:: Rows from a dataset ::
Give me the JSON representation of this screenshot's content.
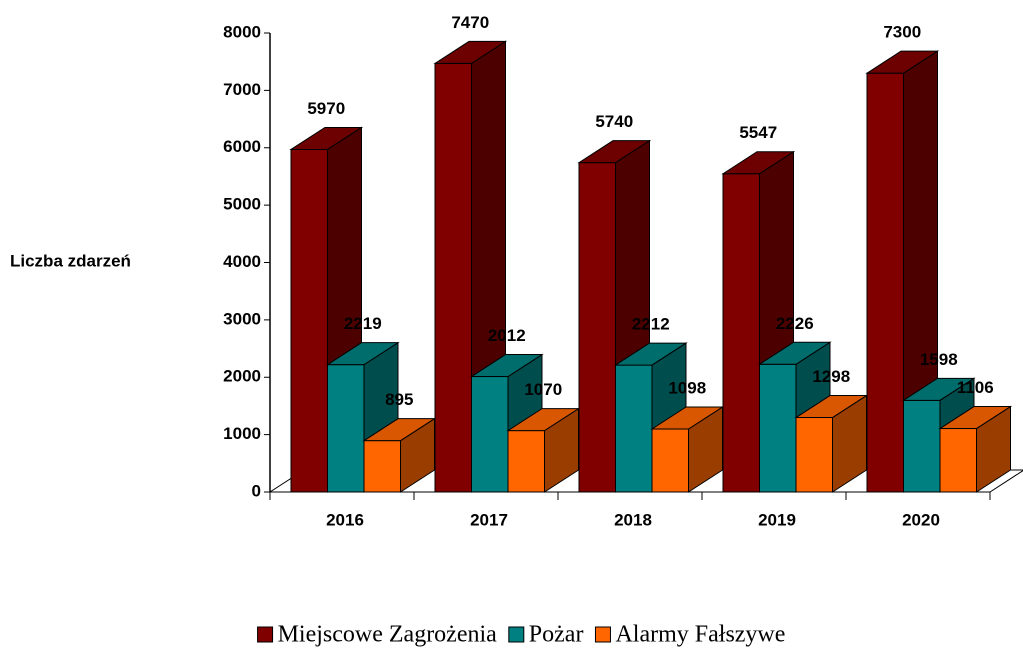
{
  "chart_data": {
    "type": "bar3d",
    "ylabel": "Liczba zdarzeń",
    "categories": [
      "2016",
      "2017",
      "2018",
      "2019",
      "2020"
    ],
    "series": [
      {
        "name": "Miejscowe Zagrożenia",
        "color": "#800000",
        "values": [
          5970,
          7470,
          5740,
          5547,
          7300
        ]
      },
      {
        "name": "Pożar",
        "color": "#008080",
        "values": [
          2219,
          2012,
          2212,
          2226,
          1598
        ]
      },
      {
        "name": "Alarmy Fałszywe",
        "color": "#ff6600",
        "values": [
          895,
          1070,
          1098,
          1298,
          1106
        ]
      }
    ],
    "ylim": [
      0,
      8000
    ],
    "yticks": [
      0,
      1000,
      2000,
      3000,
      4000,
      5000,
      6000,
      7000,
      8000
    ],
    "legend": "bottom"
  }
}
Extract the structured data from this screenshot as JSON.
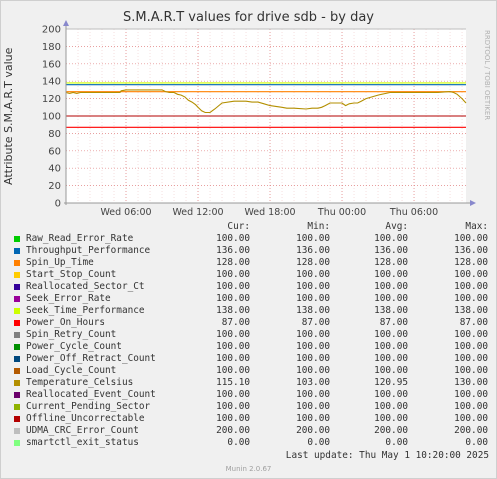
{
  "title": "S.M.A.R.T values for drive sdb - by day",
  "ylabel": "Attribute S.M.A.R.T value",
  "watermark": "RRDTOOL / TOBI OETIKER",
  "footer": "Munin 2.0.67",
  "last_update": "Last update: Thu May  1 10:20:00 2025",
  "legend_headers": {
    "cur": "Cur:",
    "min": "Min:",
    "avg": "Avg:",
    "max": "Max:"
  },
  "legend": [
    {
      "name": "Raw_Read_Error_Rate",
      "color": "#00cc00",
      "cur": "100.00",
      "min": "100.00",
      "avg": "100.00",
      "max": "100.00"
    },
    {
      "name": "Throughput_Performance",
      "color": "#0066b3",
      "cur": "136.00",
      "min": "136.00",
      "avg": "136.00",
      "max": "136.00"
    },
    {
      "name": "Spin_Up_Time",
      "color": "#ff8000",
      "cur": "128.00",
      "min": "128.00",
      "avg": "128.00",
      "max": "128.00"
    },
    {
      "name": "Start_Stop_Count",
      "color": "#ffcc00",
      "cur": "100.00",
      "min": "100.00",
      "avg": "100.00",
      "max": "100.00"
    },
    {
      "name": "Reallocated_Sector_Ct",
      "color": "#330099",
      "cur": "100.00",
      "min": "100.00",
      "avg": "100.00",
      "max": "100.00"
    },
    {
      "name": "Seek_Error_Rate",
      "color": "#990099",
      "cur": "100.00",
      "min": "100.00",
      "avg": "100.00",
      "max": "100.00"
    },
    {
      "name": "Seek_Time_Performance",
      "color": "#ccff00",
      "cur": "138.00",
      "min": "138.00",
      "avg": "138.00",
      "max": "138.00"
    },
    {
      "name": "Power_On_Hours",
      "color": "#ff0000",
      "cur": "87.00",
      "min": "87.00",
      "avg": "87.00",
      "max": "87.00"
    },
    {
      "name": "Spin_Retry_Count",
      "color": "#808080",
      "cur": "100.00",
      "min": "100.00",
      "avg": "100.00",
      "max": "100.00"
    },
    {
      "name": "Power_Cycle_Count",
      "color": "#008f00",
      "cur": "100.00",
      "min": "100.00",
      "avg": "100.00",
      "max": "100.00"
    },
    {
      "name": "Power_Off_Retract_Count",
      "color": "#00487d",
      "cur": "100.00",
      "min": "100.00",
      "avg": "100.00",
      "max": "100.00"
    },
    {
      "name": "Load_Cycle_Count",
      "color": "#b35a00",
      "cur": "100.00",
      "min": "100.00",
      "avg": "100.00",
      "max": "100.00"
    },
    {
      "name": "Temperature_Celsius",
      "color": "#b38f00",
      "cur": "115.10",
      "min": "103.00",
      "avg": "120.95",
      "max": "130.00"
    },
    {
      "name": "Reallocated_Event_Count",
      "color": "#6b006b",
      "cur": "100.00",
      "min": "100.00",
      "avg": "100.00",
      "max": "100.00"
    },
    {
      "name": "Current_Pending_Sector",
      "color": "#8fb300",
      "cur": "100.00",
      "min": "100.00",
      "avg": "100.00",
      "max": "100.00"
    },
    {
      "name": "Offline_Uncorrectable",
      "color": "#b30000",
      "cur": "100.00",
      "min": "100.00",
      "avg": "100.00",
      "max": "100.00"
    },
    {
      "name": "UDMA_CRC_Error_Count",
      "color": "#bebebe",
      "cur": "200.00",
      "min": "200.00",
      "avg": "200.00",
      "max": "200.00"
    },
    {
      "name": "smartctl_exit_status",
      "color": "#80ff80",
      "cur": "0.00",
      "min": "0.00",
      "avg": "0.00",
      "max": "0.00"
    }
  ],
  "chart_data": {
    "type": "line",
    "title": "S.M.A.R.T values for drive sdb - by day",
    "ylabel": "Attribute S.M.A.R.T value",
    "ylim": [
      0,
      200
    ],
    "y_ticks": [
      0,
      20,
      40,
      60,
      80,
      100,
      120,
      140,
      160,
      180,
      200
    ],
    "x_tick_labels": [
      "Wed 06:00",
      "Wed 12:00",
      "Wed 18:00",
      "Thu 00:00",
      "Thu 06:00"
    ],
    "x_range_hours": [
      0,
      33.33
    ],
    "x_tick_hours": [
      5,
      11,
      17,
      23,
      29
    ],
    "grid": true,
    "series": [
      {
        "name": "Power_On_Hours",
        "color": "#ff0000",
        "constant": 87
      },
      {
        "name": "Offline_Uncorrectable",
        "color": "#b30000",
        "constant": 100
      },
      {
        "name": "Spin_Up_Time",
        "color": "#ff8000",
        "constant": 128
      },
      {
        "name": "Throughput_Performance",
        "color": "#0066b3",
        "constant": 136
      },
      {
        "name": "Seek_Time_Performance",
        "color": "#ccff00",
        "constant": 138
      },
      {
        "name": "UDMA_CRC_Error_Count",
        "color": "#bebebe",
        "constant": 200
      },
      {
        "name": "smartctl_exit_status",
        "color": "#80ff80",
        "constant": 0
      },
      {
        "name": "Temperature_Celsius",
        "color": "#b38f00",
        "x": [
          0,
          0.3,
          0.6,
          0.9,
          1.2,
          2,
          3,
          4,
          4.5,
          4.6,
          5,
          6,
          7,
          8,
          8.3,
          8.6,
          9,
          9.3,
          9.6,
          9.9,
          10.2,
          10.5,
          10.8,
          11,
          11.3,
          11.6,
          12,
          12.4,
          13,
          14,
          15,
          15.5,
          16,
          16.5,
          17,
          18,
          18.4,
          19,
          20,
          20.5,
          21,
          21.3,
          21.6,
          22,
          23,
          23.3,
          23.6,
          24,
          24.3,
          24.6,
          25,
          26,
          27,
          28,
          29,
          29.3,
          29.6,
          30,
          31,
          32,
          32.3,
          32.6,
          33,
          33.33
        ],
        "values": [
          127,
          126,
          127,
          126,
          127,
          127,
          127,
          127,
          127,
          129,
          130,
          130,
          130,
          130,
          128,
          127,
          127,
          125,
          124,
          122,
          118,
          116,
          113,
          110,
          106,
          104,
          104,
          108,
          115,
          117,
          117,
          116,
          116,
          114,
          112,
          110,
          109,
          109,
          108,
          109,
          109,
          110,
          112,
          115,
          115,
          112,
          114,
          115,
          115,
          117,
          120,
          124,
          127,
          127,
          127,
          127,
          127,
          127,
          127,
          128,
          127,
          125,
          120,
          115
        ]
      }
    ]
  }
}
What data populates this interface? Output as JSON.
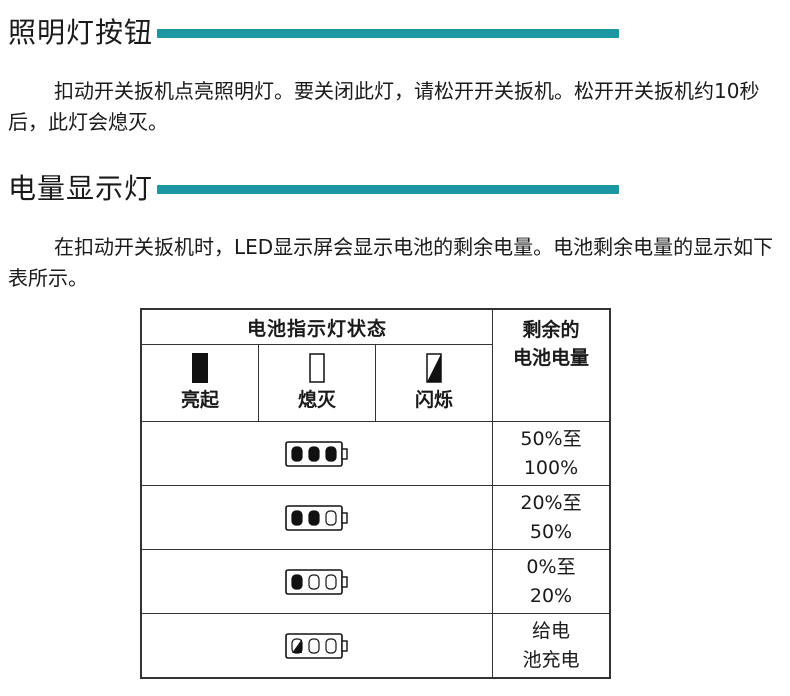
{
  "section_light": {
    "title": "照明灯按钮",
    "body": "扣动开关扳机点亮照明灯。要关闭此灯，请松开开关扳机。松开开关扳机约10秒后，此灯会熄灭。"
  },
  "section_battery": {
    "title": "电量显示灯",
    "body": "在扣动开关扳机时，LED显示屏会显示电池的剩余电量。电池剩余电量的显示如下表所示。"
  },
  "table": {
    "header_states": "电池指示灯状态",
    "header_remaining_line1": "剩余的",
    "header_remaining_line2": "电池电量",
    "states": [
      {
        "label": "亮起",
        "icon": "lamp-on-icon"
      },
      {
        "label": "熄灭",
        "icon": "lamp-off-icon"
      },
      {
        "label": "闪烁",
        "icon": "lamp-blink-icon"
      }
    ],
    "rows": [
      {
        "indicator": [
          "on",
          "on",
          "on"
        ],
        "line1": "50%至",
        "line2": "100%"
      },
      {
        "indicator": [
          "on",
          "on",
          "off"
        ],
        "line1": "20%至",
        "line2": "50%"
      },
      {
        "indicator": [
          "on",
          "off",
          "off"
        ],
        "line1": "0%至",
        "line2": "20%"
      },
      {
        "indicator": [
          "blink",
          "off",
          "off"
        ],
        "line1": "给电",
        "line2": "池充电"
      }
    ]
  },
  "colors": {
    "accent": "#1b97a3",
    "text": "#1a1a1a",
    "border": "#333333"
  }
}
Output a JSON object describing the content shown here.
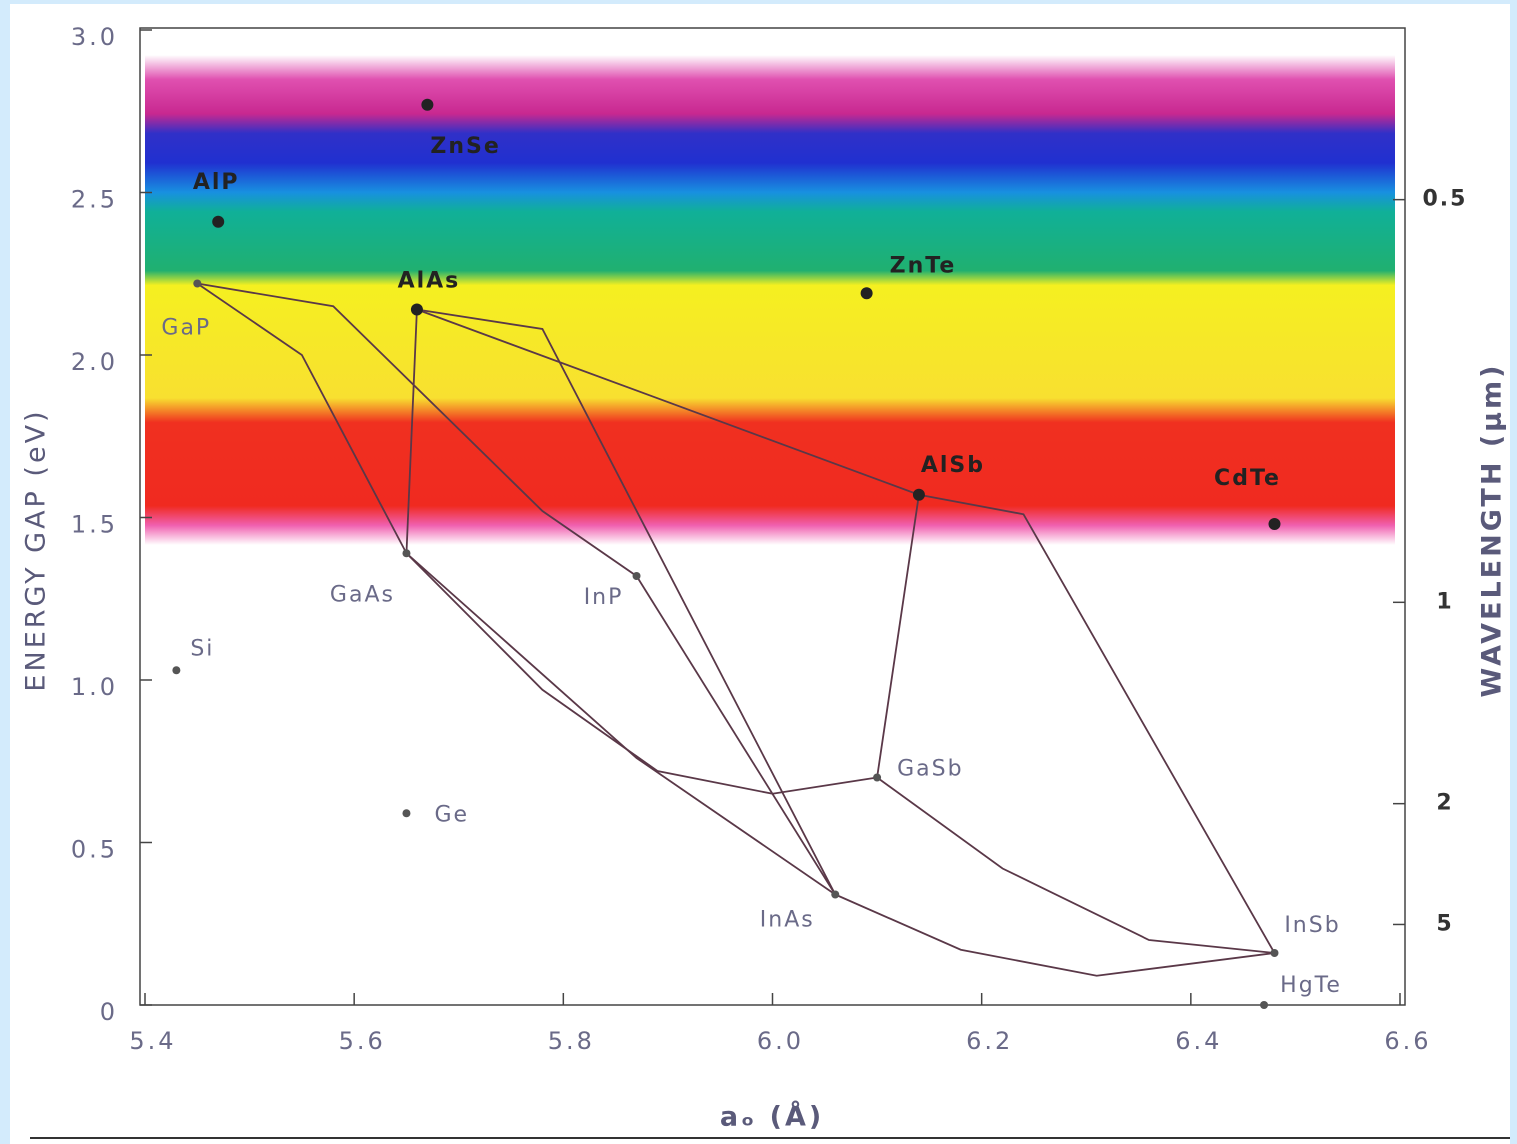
{
  "chart_data": {
    "type": "scatter",
    "x_label": "aₒ (Å)",
    "y_label": "ENERGY GAP (eV)",
    "y2_label": "WAVELENGTH (µm)",
    "xlim": [
      5.4,
      6.6
    ],
    "xticks": [
      5.4,
      5.6,
      5.8,
      {
        "value": 6.0,
        "label": "6.0"
      },
      6.2,
      6.4,
      6.6
    ],
    "ylim": [
      0,
      3.0
    ],
    "yticks": [
      0,
      0.5,
      {
        "value": 1.0,
        "label": "1.0"
      },
      1.5,
      {
        "value": 2.0,
        "label": "2.0"
      },
      2.5,
      {
        "value": 3.0,
        "label": "3.0"
      }
    ],
    "y2scale": "reciprocal",
    "y2lim": [
      null,
      0.413
    ],
    "y2ticks": [
      0.5,
      1,
      2,
      5
    ],
    "points": [
      {
        "name": "ZnSe",
        "x": 5.67,
        "y": 2.77,
        "bold": true
      },
      {
        "name": "AlP",
        "x": 5.47,
        "y": 2.41,
        "bold": true
      },
      {
        "name": "GaP",
        "x": 5.45,
        "y": 2.22,
        "bold": false
      },
      {
        "name": "AlAs",
        "x": 5.66,
        "y": 2.14,
        "bold": true
      },
      {
        "name": "ZnTe",
        "x": 6.09,
        "y": 2.19,
        "bold": true
      },
      {
        "name": "AlSb",
        "x": 6.14,
        "y": 1.57,
        "bold": true
      },
      {
        "name": "CdTe",
        "x": 6.48,
        "y": 1.48,
        "bold": true
      },
      {
        "name": "GaAs",
        "x": 5.65,
        "y": 1.39,
        "bold": false
      },
      {
        "name": "InP",
        "x": 5.87,
        "y": 1.32,
        "bold": false
      },
      {
        "name": "Si",
        "x": 5.43,
        "y": 1.03,
        "bold": false
      },
      {
        "name": "Ge",
        "x": 5.65,
        "y": 0.59,
        "bold": false
      },
      {
        "name": "GaSb",
        "x": 6.1,
        "y": 0.7,
        "bold": false
      },
      {
        "name": "InAs",
        "x": 6.06,
        "y": 0.34,
        "bold": false
      },
      {
        "name": "InSb",
        "x": 6.48,
        "y": 0.16,
        "bold": false
      },
      {
        "name": "HgTe",
        "x": 6.47,
        "y": 0.0,
        "bold": false
      }
    ],
    "curves": [
      {
        "x": [
          5.45,
          5.55,
          5.65
        ],
        "y": [
          2.22,
          2.0,
          1.39
        ]
      },
      {
        "x": [
          5.45,
          5.58,
          5.78,
          5.87
        ],
        "y": [
          2.22,
          2.15,
          1.52,
          1.32
        ]
      },
      {
        "x": [
          5.66,
          5.65
        ],
        "y": [
          2.14,
          1.39
        ]
      },
      {
        "x": [
          5.66,
          5.78,
          6.06
        ],
        "y": [
          2.14,
          2.08,
          0.34
        ]
      },
      {
        "x": [
          5.66,
          6.14
        ],
        "y": [
          2.14,
          1.57
        ]
      },
      {
        "x": [
          5.87,
          6.06
        ],
        "y": [
          1.32,
          0.34
        ]
      },
      {
        "x": [
          5.65,
          5.87,
          6.06
        ],
        "y": [
          1.39,
          0.76,
          0.34
        ]
      },
      {
        "x": [
          5.65,
          5.78,
          5.89,
          6.0,
          6.1
        ],
        "y": [
          1.39,
          0.97,
          0.72,
          0.65,
          0.7
        ]
      },
      {
        "x": [
          6.06,
          6.18,
          6.31,
          6.48
        ],
        "y": [
          0.34,
          0.17,
          0.09,
          0.16
        ]
      },
      {
        "x": [
          6.1,
          6.22,
          6.36,
          6.48
        ],
        "y": [
          0.7,
          0.42,
          0.2,
          0.16
        ]
      },
      {
        "x": [
          6.14,
          6.1
        ],
        "y": [
          1.57,
          0.7
        ]
      },
      {
        "x": [
          6.14,
          6.24,
          6.48
        ],
        "y": [
          1.57,
          1.51,
          0.16
        ]
      }
    ]
  }
}
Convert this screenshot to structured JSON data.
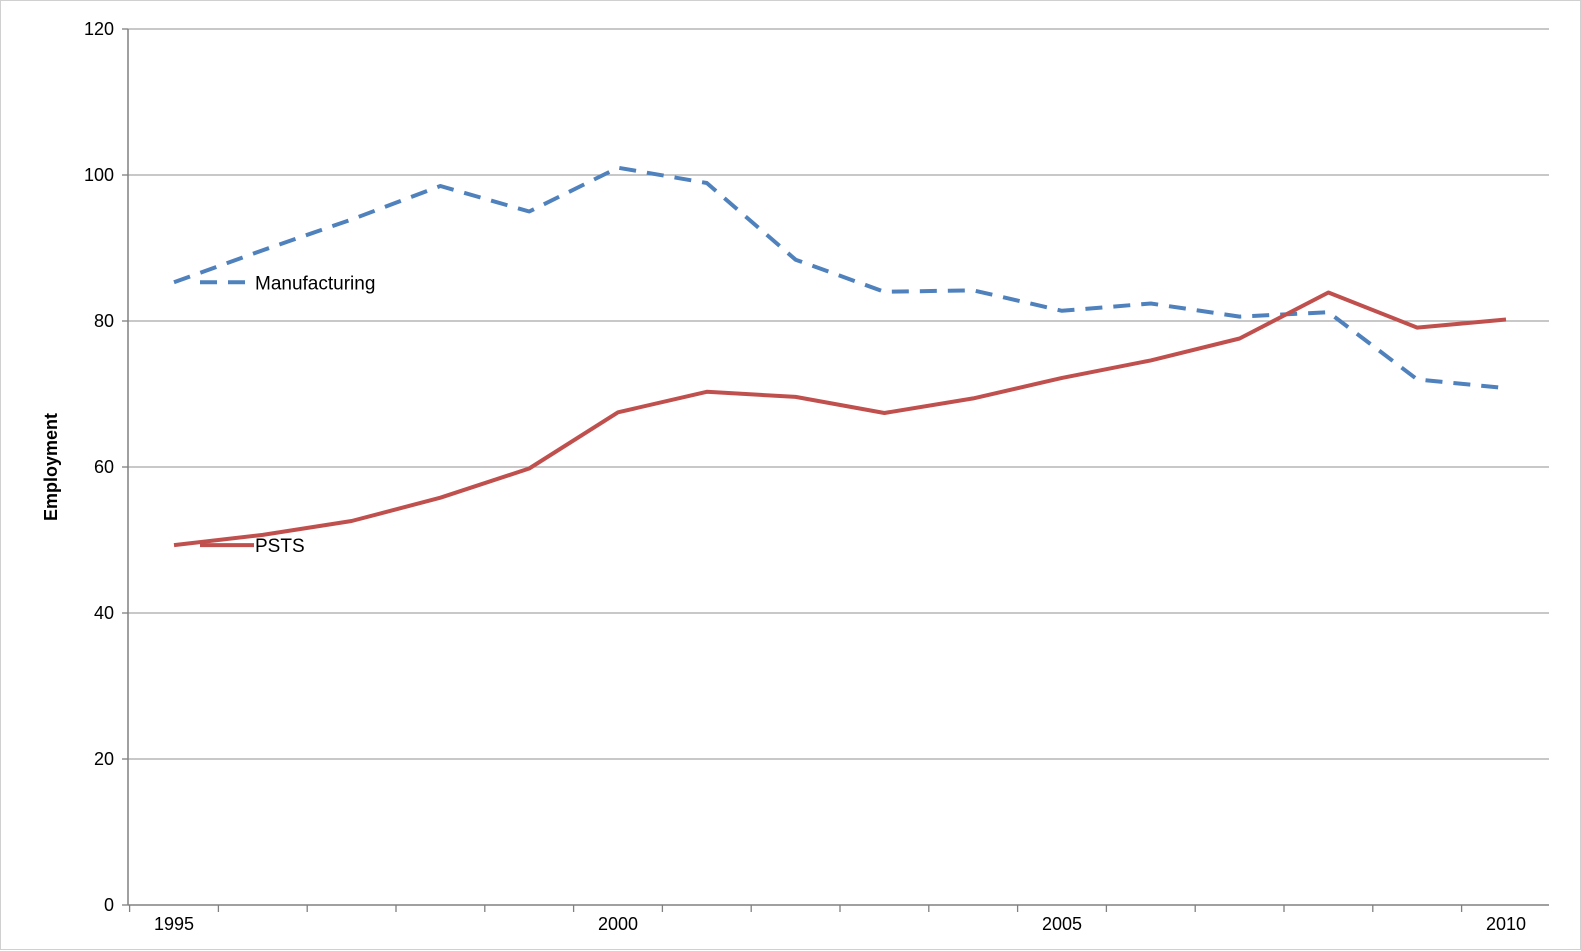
{
  "chart_data": {
    "type": "line",
    "title": "",
    "xlabel": "",
    "ylabel": "Employment",
    "xlim": [
      1995,
      2010
    ],
    "ylim": [
      0,
      120
    ],
    "yticks": [
      0,
      20,
      40,
      60,
      80,
      100,
      120
    ],
    "xticks": [
      1995,
      2000,
      2005,
      2010
    ],
    "grid": "horizontal",
    "legend": "inline",
    "x": [
      1995,
      1996,
      1997,
      1998,
      1999,
      2000,
      2001,
      2002,
      2003,
      2004,
      2005,
      2006,
      2007,
      2008,
      2009,
      2010
    ],
    "series": [
      {
        "name": "Manufacturing",
        "style": "dashed",
        "color": "#4f81bd",
        "values": [
          85.3,
          89.7,
          93.9,
          98.5,
          95.0,
          101.0,
          98.9,
          88.4,
          84.0,
          84.2,
          81.4,
          82.4,
          80.6,
          81.2,
          72.0,
          70.8
        ]
      },
      {
        "name": "PSTS",
        "style": "solid",
        "color": "#c0504d",
        "values": [
          49.3,
          50.7,
          52.6,
          55.8,
          59.8,
          67.5,
          70.3,
          69.6,
          67.4,
          69.4,
          72.2,
          74.6,
          77.6,
          83.9,
          79.1,
          80.2
        ]
      }
    ]
  }
}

:: WHAT YOU ARE ASKED TO DO ::
Omit the pictures and print again exactly the lines from the one with "Convert this screenshot" through the final line of the entries, both ends included.

:: ANSWER TO THE PROBLEM ::
Convert this screenshot to structured JSON data.
{
  "chart_data": {
    "type": "line",
    "title": "",
    "xlabel": "",
    "ylabel": "Employment",
    "xlim": [
      1995,
      2010
    ],
    "ylim": [
      0,
      120
    ],
    "yticks": [
      0,
      20,
      40,
      60,
      80,
      100,
      120
    ],
    "xticks": [
      1995,
      2000,
      2005,
      2010
    ],
    "grid": "horizontal",
    "legend": "inline",
    "x": [
      1995,
      1996,
      1997,
      1998,
      1999,
      2000,
      2001,
      2002,
      2003,
      2004,
      2005,
      2006,
      2007,
      2008,
      2009,
      2010
    ],
    "series": [
      {
        "name": "Manufacturing",
        "style": "dashed",
        "color": "#4f81bd",
        "values": [
          85.3,
          89.7,
          93.9,
          98.5,
          95.0,
          101.0,
          98.9,
          88.4,
          84.0,
          84.2,
          81.4,
          82.4,
          80.6,
          81.2,
          72.0,
          70.8
        ]
      },
      {
        "name": "PSTS",
        "style": "solid",
        "color": "#c0504d",
        "values": [
          49.3,
          50.7,
          52.6,
          55.8,
          59.8,
          67.5,
          70.3,
          69.6,
          67.4,
          69.4,
          72.2,
          74.6,
          77.6,
          83.9,
          79.1,
          80.2
        ]
      }
    ]
  }
}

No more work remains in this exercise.